Aim: Look for the word "type" in each line and report the count of matching lines, with nothing added.

[START OF Material shown]

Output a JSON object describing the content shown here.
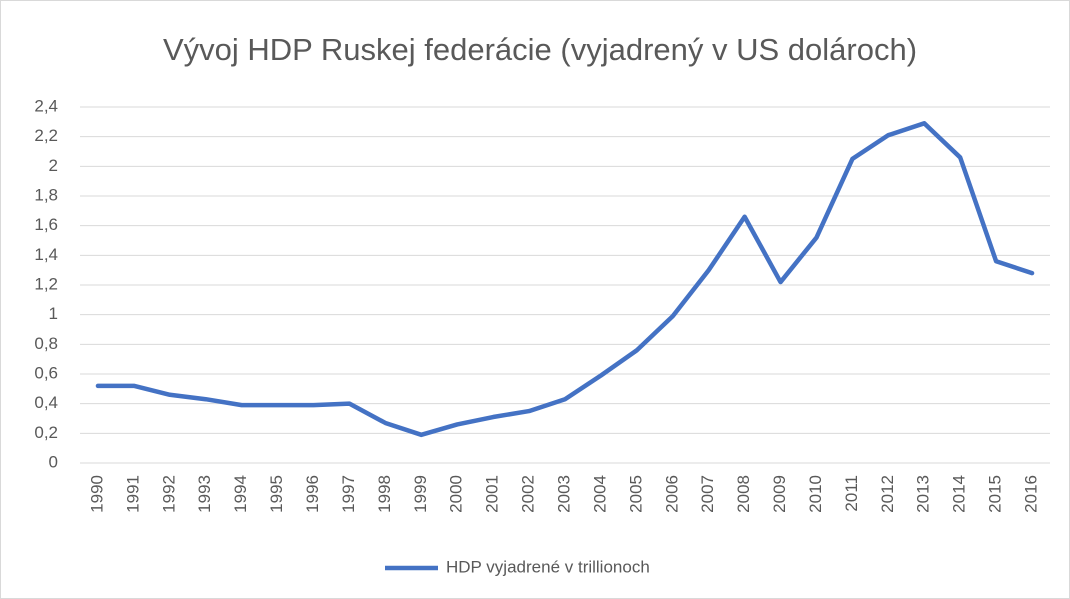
{
  "chart_data": {
    "type": "line",
    "title": "Vývoj HDP Ruskej federácie (vyjadrený v US dolároch)",
    "categories": [
      "1990",
      "1991",
      "1992",
      "1993",
      "1994",
      "1995",
      "1996",
      "1997",
      "1998",
      "1999",
      "2000",
      "2001",
      "2002",
      "2003",
      "2004",
      "2005",
      "2006",
      "2007",
      "2008",
      "2009",
      "2010",
      "2011",
      "2012",
      "2013",
      "2014",
      "2015",
      "2016"
    ],
    "series": [
      {
        "name": "HDP vyjadrené v trillionoch",
        "color": "#4472c4",
        "values": [
          0.52,
          0.52,
          0.46,
          0.43,
          0.39,
          0.39,
          0.39,
          0.4,
          0.27,
          0.19,
          0.26,
          0.31,
          0.35,
          0.43,
          0.59,
          0.76,
          0.99,
          1.3,
          1.66,
          1.22,
          1.52,
          2.05,
          2.21,
          2.29,
          2.06,
          1.36,
          1.28
        ]
      }
    ],
    "ylim": [
      0,
      2.4
    ],
    "yticks": [
      0,
      {
        "value": 0.2,
        "label": "0,2"
      },
      {
        "value": 0.4,
        "label": "0,4"
      },
      {
        "value": 0.6,
        "label": "0,6"
      },
      {
        "value": 0.8,
        "label": "0,8"
      },
      1,
      {
        "value": 1.2,
        "label": "1,2"
      },
      {
        "value": 1.4,
        "label": "1,4"
      },
      {
        "value": 1.6,
        "label": "1,6"
      },
      {
        "value": 1.8,
        "label": "1,8"
      },
      2,
      {
        "value": 2.2,
        "label": "2,2"
      },
      {
        "value": 2.4,
        "label": "2,4"
      }
    ],
    "grid": true,
    "legend": "bottom"
  }
}
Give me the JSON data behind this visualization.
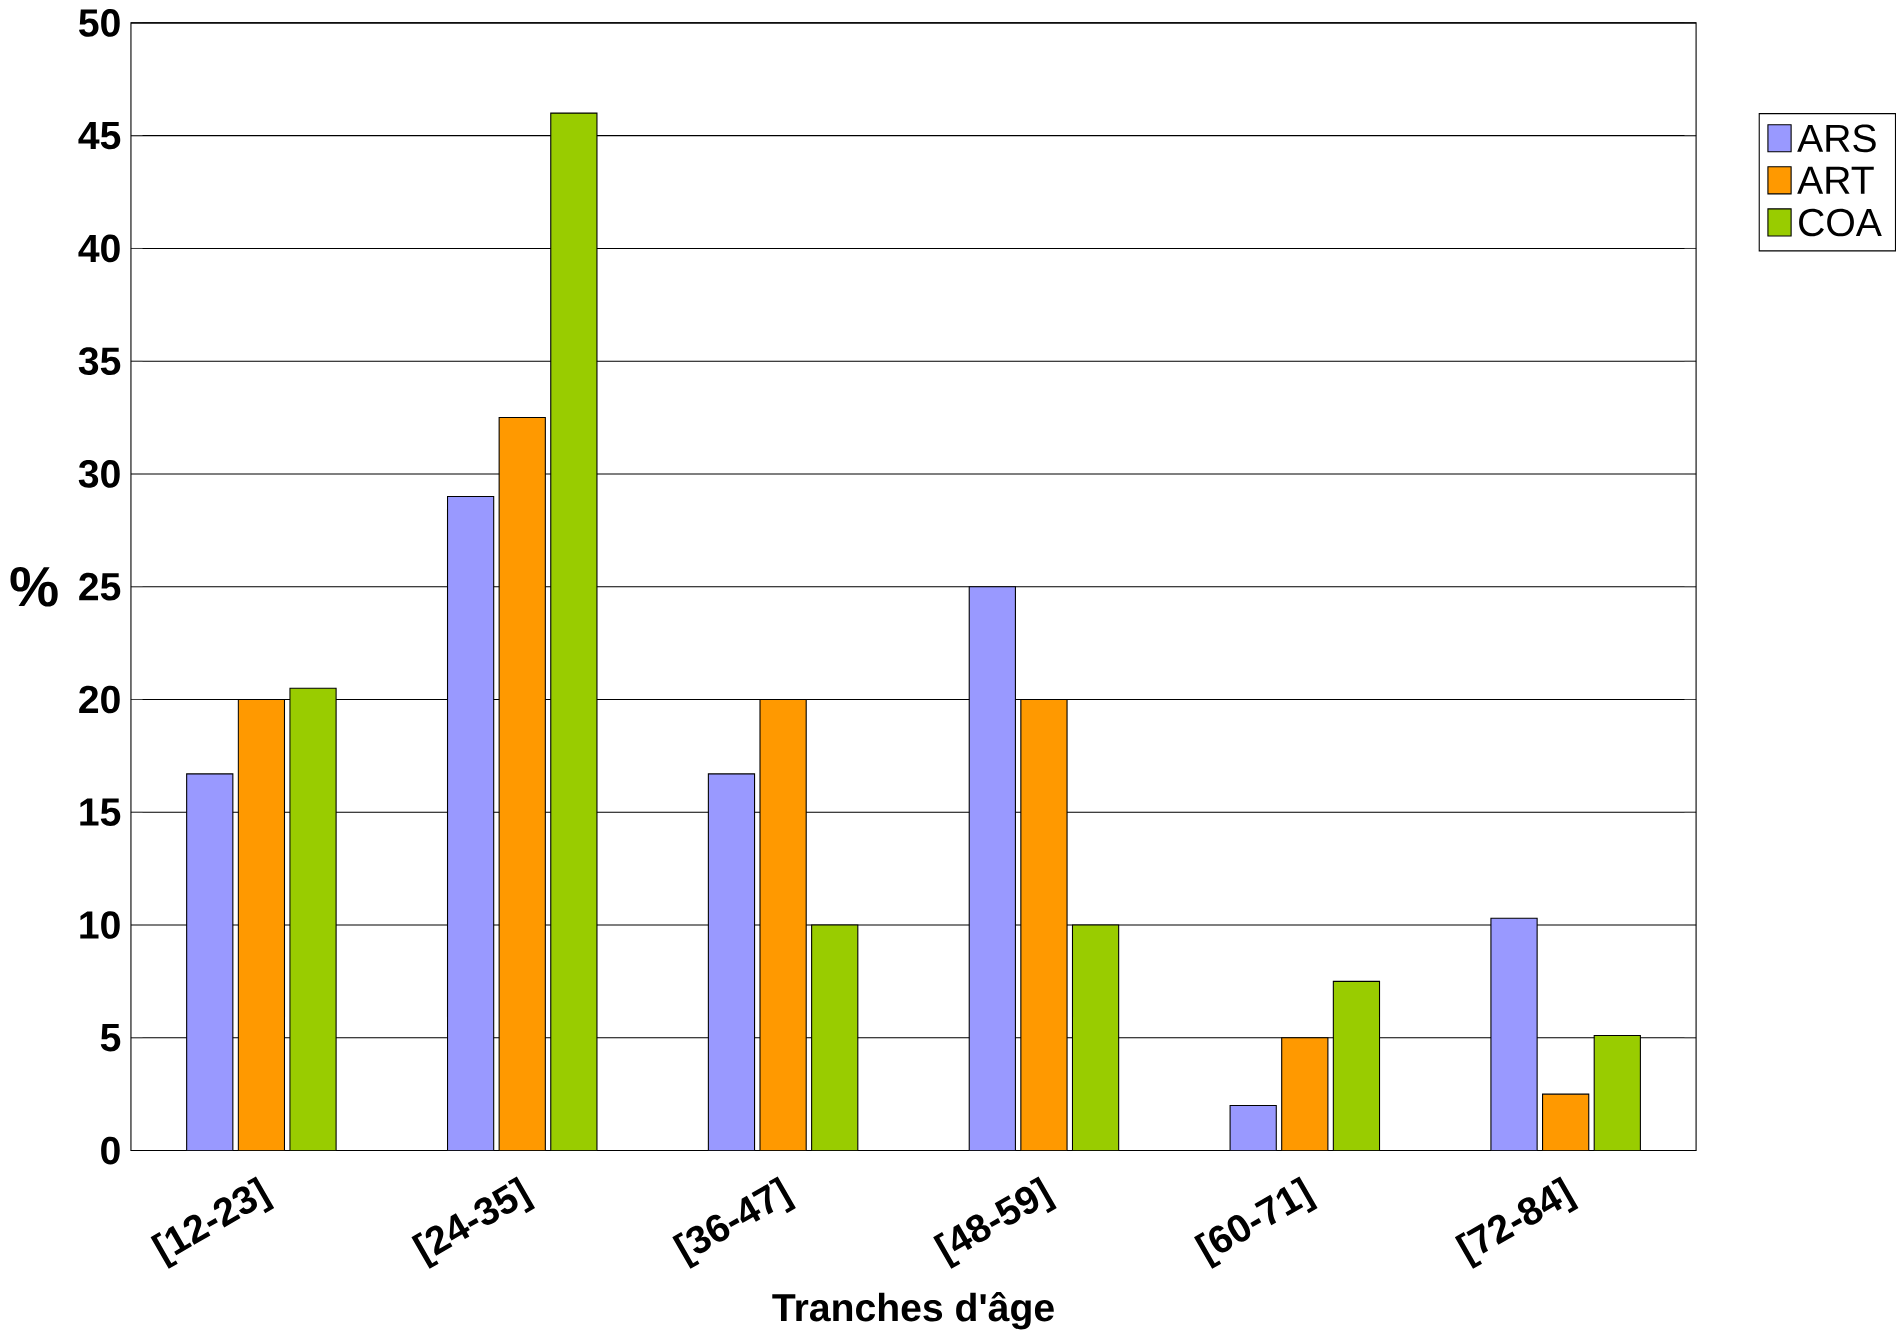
{
  "chart_data": {
    "type": "bar",
    "xlabel": "Tranches d'âge",
    "ylabel": "%",
    "categories": [
      "[12-23]",
      "[24-35]",
      "[36-47]",
      "[48-59]",
      "[60-71]",
      "[72-84]"
    ],
    "series": [
      {
        "name": "ARS",
        "color": "#9999ff",
        "values": [
          16.7,
          29,
          16.7,
          25,
          2,
          10.3
        ]
      },
      {
        "name": "ART",
        "color": "#ff9900",
        "values": [
          20,
          32.5,
          20,
          20,
          5,
          2.5
        ]
      },
      {
        "name": "COA",
        "color": "#99cc00",
        "values": [
          20.5,
          46,
          10,
          10,
          7.5,
          5.1
        ]
      }
    ],
    "ylim": [
      0,
      50
    ],
    "yticks": [
      0,
      5,
      10,
      15,
      20,
      25,
      30,
      35,
      40,
      45,
      50
    ],
    "grid": "y",
    "legend": "right"
  }
}
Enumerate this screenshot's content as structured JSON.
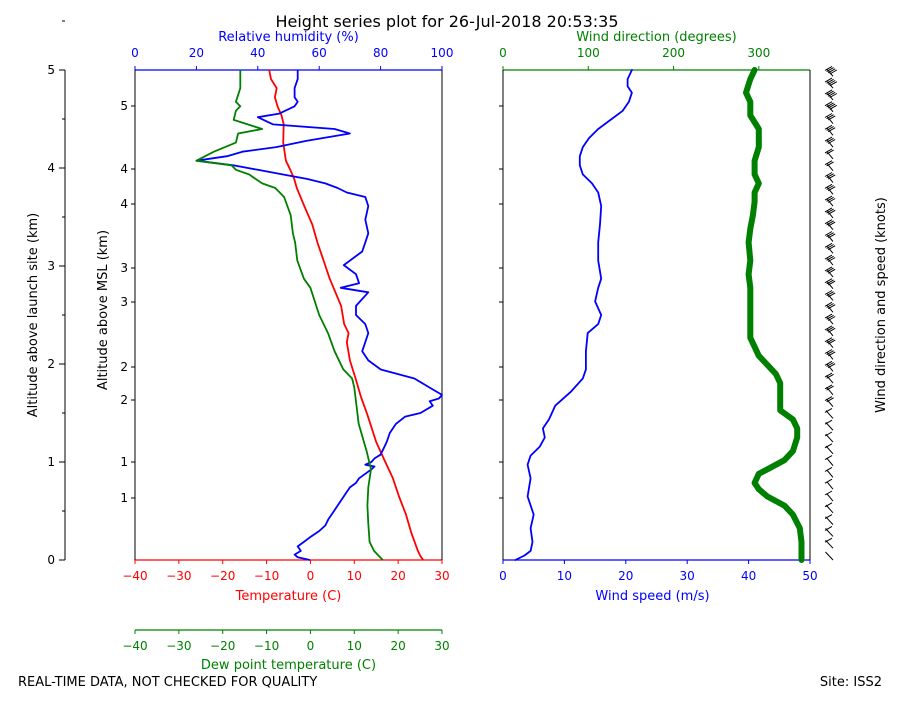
{
  "page": {
    "title": "Height series plot for 26-Jul-2018 20:53:35",
    "footer_left": "REAL-TIME DATA, NOT CHECKED FOR QUALITY",
    "footer_right": "Site: ISS2"
  },
  "colors": {
    "temperature": "#ff0000",
    "humidity": "#0000ff",
    "dewpoint": "#008000",
    "wind_speed": "#0000ff",
    "wind_direction": "#008000",
    "barbs": "#000000",
    "axis": "#000000"
  },
  "chart_data": [
    {
      "type": "line",
      "panel": "thermo",
      "ylabel_left": "Altitude above launch site (km)",
      "ylabel_right": "Altitude above MSL (km)",
      "left_ticks": [
        "0",
        "1",
        "2",
        "3",
        "4",
        "5"
      ],
      "left_ylim": [
        0,
        5
      ],
      "msl_ticks": [
        "1",
        "1",
        "2",
        "2",
        "3",
        "3",
        "4",
        "4",
        "5"
      ],
      "xlabel_temperature": "Temperature (C)",
      "temperature_ticks": [
        "−40",
        "−30",
        "−20",
        "−10",
        "0",
        "10",
        "20",
        "30"
      ],
      "temperature_xlim": [
        -40,
        30
      ],
      "xlabel_humidity": "Relative humidity (%)",
      "humidity_ticks": [
        "0",
        "20",
        "40",
        "60",
        "80",
        "100"
      ],
      "humidity_xlim": [
        0,
        100
      ],
      "xlabel_dewpoint": "Dew point temperature (C)",
      "dewpoint_ticks": [
        "−40",
        "−30",
        "−20",
        "−10",
        "0",
        "10",
        "20",
        "30"
      ],
      "dewpoint_xlim": [
        -40,
        30
      ],
      "series": [
        {
          "key": "temperature",
          "points": [
            [
              25.7,
              0.0
            ],
            [
              25.0,
              0.05
            ],
            [
              24.5,
              0.1
            ],
            [
              23.0,
              0.3
            ],
            [
              21.8,
              0.5
            ],
            [
              20.2,
              0.7
            ],
            [
              18.8,
              0.9
            ],
            [
              16.9,
              1.1
            ],
            [
              15.0,
              1.3
            ],
            [
              13.0,
              1.6
            ],
            [
              11.5,
              1.8
            ],
            [
              10.3,
              2.0
            ],
            [
              9.0,
              2.2
            ],
            [
              8.3,
              2.4
            ],
            [
              8.7,
              2.5
            ],
            [
              7.7,
              2.6
            ],
            [
              7.0,
              2.8
            ],
            [
              4.4,
              3.1
            ],
            [
              3.0,
              3.3
            ],
            [
              1.6,
              3.5
            ],
            [
              0.4,
              3.7
            ],
            [
              -1.4,
              3.9
            ],
            [
              -3.1,
              4.1
            ],
            [
              -3.7,
              4.2
            ],
            [
              -4.6,
              4.3
            ],
            [
              -5.6,
              4.4
            ],
            [
              -6.2,
              4.6
            ],
            [
              -6.1,
              4.8
            ],
            [
              -6.6,
              4.9
            ],
            [
              -7.5,
              5.0
            ],
            [
              -8.1,
              5.1
            ],
            [
              -7.7,
              5.2
            ],
            [
              -9.0,
              5.3
            ],
            [
              -9.4,
              5.4
            ]
          ]
        },
        {
          "key": "humidity",
          "points": [
            [
              57,
              0.0
            ],
            [
              53,
              0.03
            ],
            [
              52,
              0.06
            ],
            [
              54,
              0.1
            ],
            [
              53,
              0.15
            ],
            [
              55,
              0.2
            ],
            [
              57,
              0.25
            ],
            [
              60,
              0.32
            ],
            [
              62,
              0.38
            ],
            [
              63,
              0.45
            ],
            [
              65,
              0.55
            ],
            [
              67,
              0.65
            ],
            [
              69,
              0.75
            ],
            [
              70,
              0.8
            ],
            [
              72,
              0.85
            ],
            [
              73,
              0.9
            ],
            [
              75,
              0.95
            ],
            [
              77,
              1.0
            ],
            [
              78,
              1.03
            ],
            [
              75,
              1.05
            ],
            [
              77,
              1.08
            ],
            [
              78,
              1.12
            ],
            [
              80,
              1.16
            ],
            [
              82,
              1.3
            ],
            [
              83,
              1.4
            ],
            [
              85,
              1.5
            ],
            [
              88,
              1.58
            ],
            [
              93,
              1.62
            ],
            [
              97,
              1.7
            ],
            [
              96,
              1.75
            ],
            [
              99,
              1.78
            ],
            [
              100,
              1.82
            ],
            [
              96,
              1.9
            ],
            [
              91,
              2.0
            ],
            [
              80,
              2.1
            ],
            [
              76,
              2.2
            ],
            [
              74,
              2.3
            ],
            [
              76,
              2.5
            ],
            [
              75,
              2.6
            ],
            [
              72,
              2.7
            ],
            [
              72,
              2.8
            ],
            [
              76,
              2.95
            ],
            [
              67,
              3.0
            ],
            [
              73,
              3.05
            ],
            [
              72,
              3.15
            ],
            [
              68,
              3.25
            ],
            [
              74,
              3.4
            ],
            [
              75,
              3.5
            ],
            [
              76,
              3.6
            ],
            [
              75,
              3.75
            ],
            [
              76,
              3.9
            ],
            [
              75,
              4.0
            ],
            [
              69,
              4.05
            ],
            [
              66,
              4.1
            ],
            [
              62,
              4.15
            ],
            [
              56,
              4.2
            ],
            [
              48,
              4.25
            ],
            [
              40,
              4.3
            ],
            [
              32,
              4.35
            ],
            [
              20,
              4.4
            ],
            [
              30,
              4.45
            ],
            [
              35,
              4.5
            ],
            [
              46,
              4.55
            ],
            [
              56,
              4.62
            ],
            [
              70,
              4.7
            ],
            [
              65,
              4.75
            ],
            [
              45,
              4.8
            ],
            [
              40,
              4.88
            ],
            [
              47,
              4.92
            ],
            [
              52,
              5.0
            ],
            [
              53,
              5.05
            ],
            [
              52,
              5.1
            ],
            [
              52,
              5.2
            ],
            [
              53,
              5.3
            ],
            [
              53,
              5.4
            ]
          ]
        },
        {
          "key": "dewpoint",
          "points": [
            [
              16.5,
              0.0
            ],
            [
              15.5,
              0.05
            ],
            [
              14.5,
              0.1
            ],
            [
              13.5,
              0.2
            ],
            [
              13.2,
              0.4
            ],
            [
              13.0,
              0.6
            ],
            [
              13.2,
              0.8
            ],
            [
              13.8,
              1.0
            ],
            [
              12.8,
              1.2
            ],
            [
              11.0,
              1.5
            ],
            [
              10.5,
              1.7
            ],
            [
              10.0,
              1.9
            ],
            [
              9.5,
              2.0
            ],
            [
              7.5,
              2.1
            ],
            [
              5.5,
              2.3
            ],
            [
              4.0,
              2.5
            ],
            [
              2.0,
              2.7
            ],
            [
              1.0,
              2.85
            ],
            [
              0.0,
              3.0
            ],
            [
              -1.5,
              3.1
            ],
            [
              -3.0,
              3.3
            ],
            [
              -3.5,
              3.5
            ],
            [
              -4.0,
              3.6
            ],
            [
              -4.5,
              3.8
            ],
            [
              -6.0,
              4.0
            ],
            [
              -8.0,
              4.1
            ],
            [
              -11.0,
              4.15
            ],
            [
              -14.0,
              4.25
            ],
            [
              -17.0,
              4.3
            ],
            [
              -18.0,
              4.35
            ],
            [
              -26.0,
              4.4
            ],
            [
              -22.0,
              4.5
            ],
            [
              -17.0,
              4.6
            ],
            [
              -16.5,
              4.7
            ],
            [
              -11.0,
              4.75
            ],
            [
              -17.5,
              4.85
            ],
            [
              -17.0,
              4.95
            ],
            [
              -16.0,
              5.0
            ],
            [
              -17.0,
              5.05
            ],
            [
              -16.0,
              5.2
            ],
            [
              -16.0,
              5.4
            ]
          ]
        }
      ]
    },
    {
      "type": "line",
      "panel": "wind",
      "xlabel_speed": "Wind speed (m/s)",
      "speed_ticks": [
        "0",
        "10",
        "20",
        "30",
        "40",
        "50"
      ],
      "speed_xlim": [
        0,
        50
      ],
      "xlabel_direction": "Wind direction (degrees)",
      "direction_ticks": [
        "0",
        "100",
        "200",
        "300"
      ],
      "direction_xlim": [
        0,
        360
      ],
      "barb_label": "Wind direction and speed (knots)",
      "ylim": [
        0,
        5.4
      ],
      "series": [
        {
          "key": "wind_speed",
          "points": [
            [
              2.0,
              0.0
            ],
            [
              3.5,
              0.05
            ],
            [
              4.5,
              0.1
            ],
            [
              4.8,
              0.2
            ],
            [
              4.5,
              0.35
            ],
            [
              5.0,
              0.5
            ],
            [
              4.0,
              0.7
            ],
            [
              4.5,
              0.9
            ],
            [
              4.0,
              1.05
            ],
            [
              4.5,
              1.15
            ],
            [
              6.0,
              1.25
            ],
            [
              6.8,
              1.35
            ],
            [
              6.5,
              1.45
            ],
            [
              7.5,
              1.55
            ],
            [
              8.5,
              1.7
            ],
            [
              11.0,
              1.85
            ],
            [
              13.0,
              2.0
            ],
            [
              13.5,
              2.1
            ],
            [
              13.5,
              2.3
            ],
            [
              13.8,
              2.5
            ],
            [
              15.5,
              2.6
            ],
            [
              16.0,
              2.7
            ],
            [
              15.0,
              2.85
            ],
            [
              15.5,
              3.0
            ],
            [
              16.0,
              3.1
            ],
            [
              15.5,
              3.3
            ],
            [
              15.5,
              3.5
            ],
            [
              15.8,
              3.7
            ],
            [
              16.0,
              3.9
            ],
            [
              15.5,
              4.05
            ],
            [
              14.5,
              4.15
            ],
            [
              13.0,
              4.25
            ],
            [
              12.5,
              4.35
            ],
            [
              12.5,
              4.45
            ],
            [
              13.0,
              4.55
            ],
            [
              14.0,
              4.65
            ],
            [
              15.5,
              4.75
            ],
            [
              17.5,
              4.85
            ],
            [
              19.5,
              4.95
            ],
            [
              20.5,
              5.05
            ],
            [
              21.0,
              5.15
            ],
            [
              20.3,
              5.22
            ],
            [
              20.3,
              5.3
            ],
            [
              21.0,
              5.4
            ]
          ]
        },
        {
          "key": "wind_direction",
          "points": [
            [
              350,
              0.0
            ],
            [
              350,
              0.1
            ],
            [
              350,
              0.2
            ],
            [
              348,
              0.35
            ],
            [
              340,
              0.5
            ],
            [
              330,
              0.6
            ],
            [
              310,
              0.7
            ],
            [
              300,
              0.78
            ],
            [
              295,
              0.85
            ],
            [
              300,
              0.95
            ],
            [
              310,
              1.0
            ],
            [
              330,
              1.1
            ],
            [
              340,
              1.2
            ],
            [
              345,
              1.35
            ],
            [
              345,
              1.45
            ],
            [
              340,
              1.55
            ],
            [
              325,
              1.65
            ],
            [
              325,
              1.75
            ],
            [
              325,
              1.85
            ],
            [
              325,
              1.95
            ],
            [
              320,
              2.05
            ],
            [
              310,
              2.15
            ],
            [
              300,
              2.25
            ],
            [
              295,
              2.35
            ],
            [
              290,
              2.45
            ],
            [
              290,
              2.6
            ],
            [
              290,
              2.8
            ],
            [
              290,
              3.0
            ],
            [
              288,
              3.15
            ],
            [
              290,
              3.3
            ],
            [
              288,
              3.5
            ],
            [
              290,
              3.65
            ],
            [
              293,
              3.8
            ],
            [
              295,
              3.95
            ],
            [
              295,
              4.05
            ],
            [
              300,
              4.15
            ],
            [
              295,
              4.25
            ],
            [
              295,
              4.4
            ],
            [
              300,
              4.55
            ],
            [
              300,
              4.75
            ],
            [
              290,
              4.9
            ],
            [
              290,
              5.05
            ],
            [
              285,
              5.15
            ],
            [
              290,
              5.3
            ],
            [
              295,
              5.4
            ]
          ]
        }
      ]
    }
  ]
}
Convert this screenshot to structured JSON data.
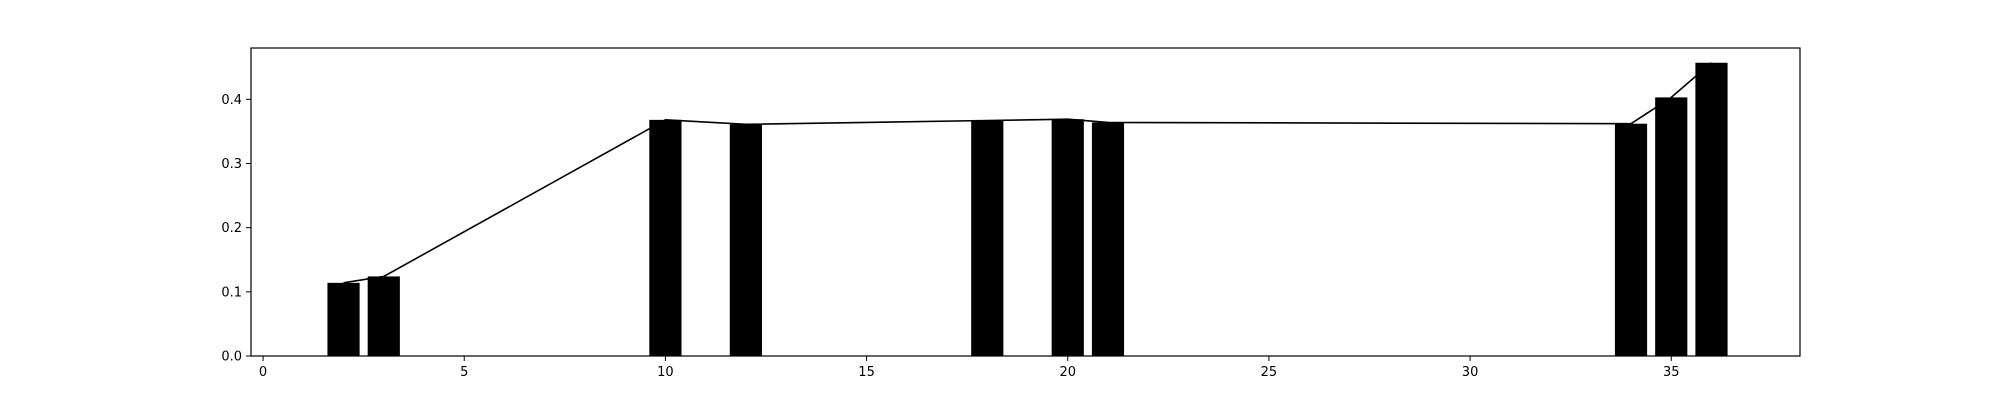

[END OF Material shown]

Task answer: 4